═════ Records for this task ═════
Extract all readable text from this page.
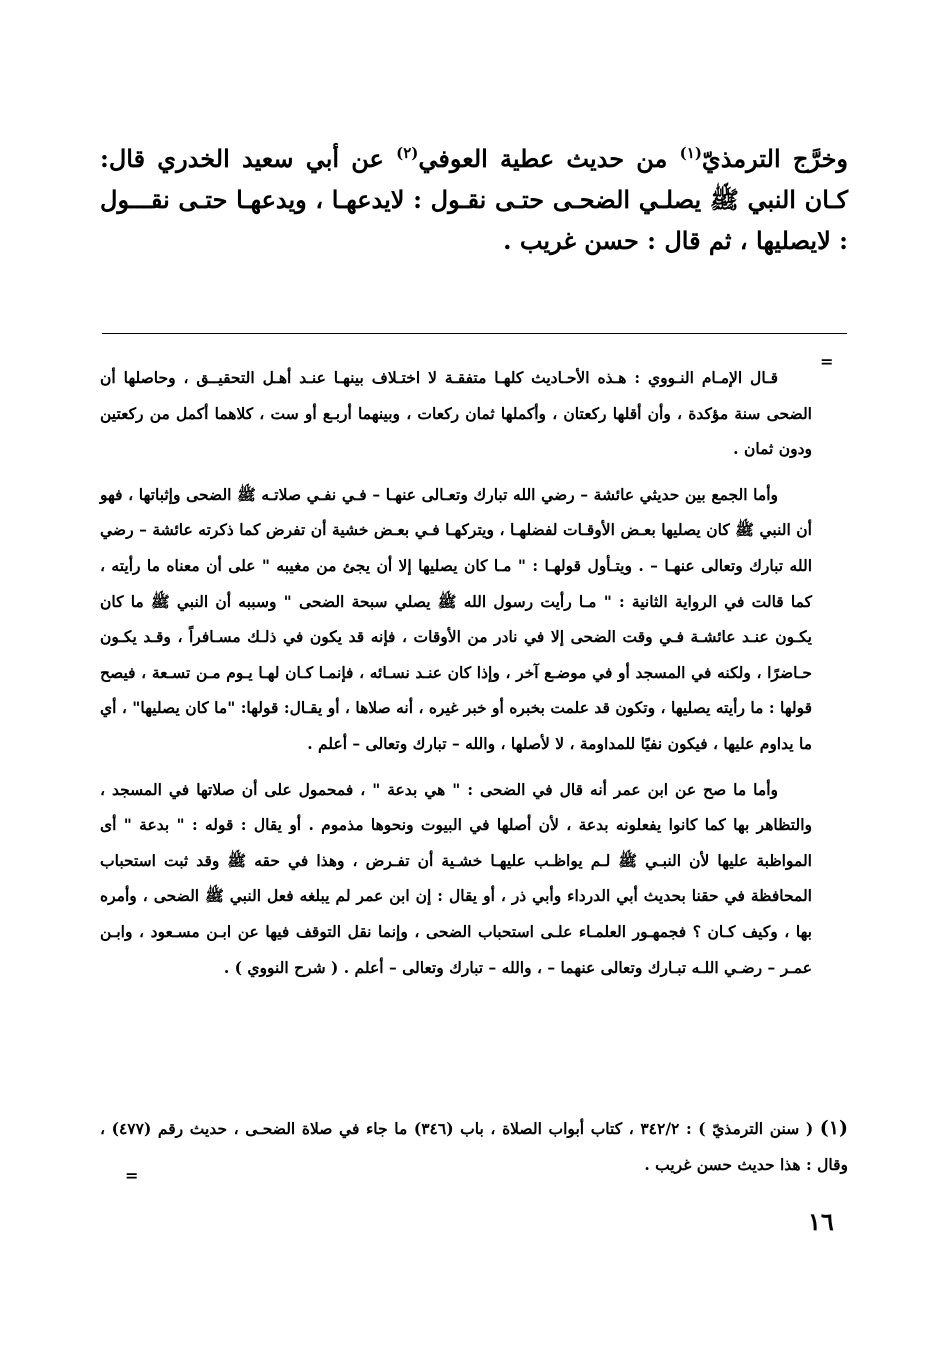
وخرَّج الترمذيّ$^{(١)}$ من حديث عطية العوفي$^{(٢)}$ عن أبي سعيد الخدري قال: كـان النبي ﷺ يصلـي الضحـى حتـى نقـول : لايدعهـا ، ويدعهـا حتـى نقـــول : لايصليها ، ثم قال : حسن غريب .

=

قـال الإمـام النـووي : هـذه الأحـاديث كلهـا متفقـة لا اختـلاف بينهـا عنـد أهـل التحقيــق ، وحاصلها أن الضحى سنة مؤكدة ، وأن أقلها ركعتان ، وأكملها ثمان ركعات ، وبينهما أربـع أو ست ، كلاهما أكمل من ركعتين ودون ثمان .

وأما الجمع بين حديثي عائشة – رضي الله تبارك وتعـالى عنهـا – فـي نفـي صلاتـه ﷺ الضحى وإثباتها ، فهو أن النبي ﷺ كان يصليها بعـض الأوقـات لفضلهـا ، ويتركهـا فـي بعـض خشية أن تفرض كما ذكرته عائشة – رضي الله تبارك وتعالى عنهـا – . ويتـأول قولهـا : " مـا كان يصليها إلا أن يجئ من مغيبه " على أن معناه ما رأيته ، كما قالت في الرواية الثانية : " مـا رأيت رسول الله ﷺ يصلي سبحة الضحى " وسببه أن النبي ﷺ ما كان يكـون عنـد عائشـة فـي وقت الضحى إلا في نادر من الأوقات ، فإنه قد يكون في ذلـك مسـافراً ، وقـد يكـون حـاضرًا ، ولكنه في المسجد أو في موضـع آخر ، وإذا كان عنـد نسـائه ، فإنمـا كـان لهـا يـوم مـن تسـعة ، فيصح قولها : ما رأيته يصليها ، وتكون قد علمت بخبره أو خبر غيره ، أنه صلاها ، أو يقـال: قولها: "ما كان يصليها" ، أي ما يداوم عليها ، فيكون نفيًا للمداومة ، لا لأصلها ، والله – تبارك وتعالى – أعلم .

وأما ما صح عن ابن عمر أنه قال في الضحى : " هي بدعة " ، فمحمول على أن صلاتها في المسجد ، والتظاهر بها كما كانوا يفعلونه بدعة ، لأن أصلها في البيوت ونحوها مذموم . أو يقال : قوله : " بدعة " أى المواظبة عليها لأن النبـي ﷺ لـم يواظـب عليهـا خشـية أن تفـرض ، وهذا في حقه ﷺ وقد ثبت استحباب المحافظة في حقنا بحديث أبي الدرداء وأبي ذر ، أو يقال : إن ابن عمر لم يبلغه فعل النبي ﷺ الضحى ، وأمره بها ، وكيف كـان ؟ فجمهـور العلمـاء علـى استحباب الضحى ، وإنما نقل التوقف فيها عن ابـن مسـعود ، وابـن عمـر – رضـي اللـه تبـارك وتعالى عنهما – ، والله – تبارك وتعالى – أعلم . ( شرح النووي ) .

(١) ( سنن الترمذيّ ) : ٣٤٢/٢ ، كتاب أبواب الصلاة ، باب (٣٤٦) ما جاء في صلاة الضحـى ، حديث رقم (٤٧٧) ، وقال : هذا حديث حسن غريب .

=
١٦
═════
| Objective |
Without including any picture, repeat the data exactly.

| Finished answer |
Extract all readable text from this page.
وخرَّج الترمذيّ$^{(١)}$ من حديث عطية العوفي$^{(٢)}$ عن أبي سعيد الخدري قال: كـان النبي ﷺ يصلـي الضحـى حتـى نقـول : لايدعهـا ، ويدعهـا حتـى نقـــول : لايصليها ، ثم قال : حسن غريب .

=

قـال الإمـام النـووي : هـذه الأحـاديث كلهـا متفقـة لا اختـلاف بينهـا عنـد أهـل التحقيــق ، وحاصلها أن الضحى سنة مؤكدة ، وأن أقلها ركعتان ، وأكملها ثمان ركعات ، وبينهما أربـع أو ست ، كلاهما أكمل من ركعتين ودون ثمان .

وأما الجمع بين حديثي عائشة – رضي الله تبارك وتعـالى عنهـا – فـي نفـي صلاتـه ﷺ الضحى وإثباتها ، فهو أن النبي ﷺ كان يصليها بعـض الأوقـات لفضلهـا ، ويتركهـا فـي بعـض خشية أن تفرض كما ذكرته عائشة – رضي الله تبارك وتعالى عنهـا – . ويتـأول قولهـا : " مـا كان يصليها إلا أن يجئ من مغيبه " على أن معناه ما رأيته ، كما قالت في الرواية الثانية : " مـا رأيت رسول الله ﷺ يصلي سبحة الضحى " وسببه أن النبي ﷺ ما كان يكـون عنـد عائشـة فـي وقت الضحى إلا في نادر من الأوقات ، فإنه قد يكون في ذلـك مسـافراً ، وقـد يكـون حـاضرًا ، ولكنه في المسجد أو في موضـع آخر ، وإذا كان عنـد نسـائه ، فإنمـا كـان لهـا يـوم مـن تسـعة ، فيصح قولها : ما رأيته يصليها ، وتكون قد علمت بخبره أو خبر غيره ، أنه صلاها ، أو يقـال: قولها: "ما كان يصليها" ، أي ما يداوم عليها ، فيكون نفيًا للمداومة ، لا لأصلها ، والله – تبارك وتعالى – أعلم .

وأما ما صح عن ابن عمر أنه قال في الضحى : " هي بدعة " ، فمحمول على أن صلاتها في المسجد ، والتظاهر بها كما كانوا يفعلونه بدعة ، لأن أصلها في البيوت ونحوها مذموم . أو يقال : قوله : " بدعة " أى المواظبة عليها لأن النبـي ﷺ لـم يواظـب عليهـا خشـية أن تفـرض ، وهذا في حقه ﷺ وقد ثبت استحباب المحافظة في حقنا بحديث أبي الدرداء وأبي ذر ، أو يقال : إن ابن عمر لم يبلغه فعل النبي ﷺ الضحى ، وأمره بها ، وكيف كـان ؟ فجمهـور العلمـاء علـى استحباب الضحى ، وإنما نقل التوقف فيها عن ابـن مسـعود ، وابـن عمـر – رضـي اللـه تبـارك وتعالى عنهما – ، والله – تبارك وتعالى – أعلم . ( شرح النووي ) .

(١) ( سنن الترمذيّ ) : ٣٤٢/٢ ، كتاب أبواب الصلاة ، باب (٣٤٦) ما جاء في صلاة الضحـى ، حديث رقم (٤٧٧) ، وقال : هذا حديث حسن غريب .

=
١٦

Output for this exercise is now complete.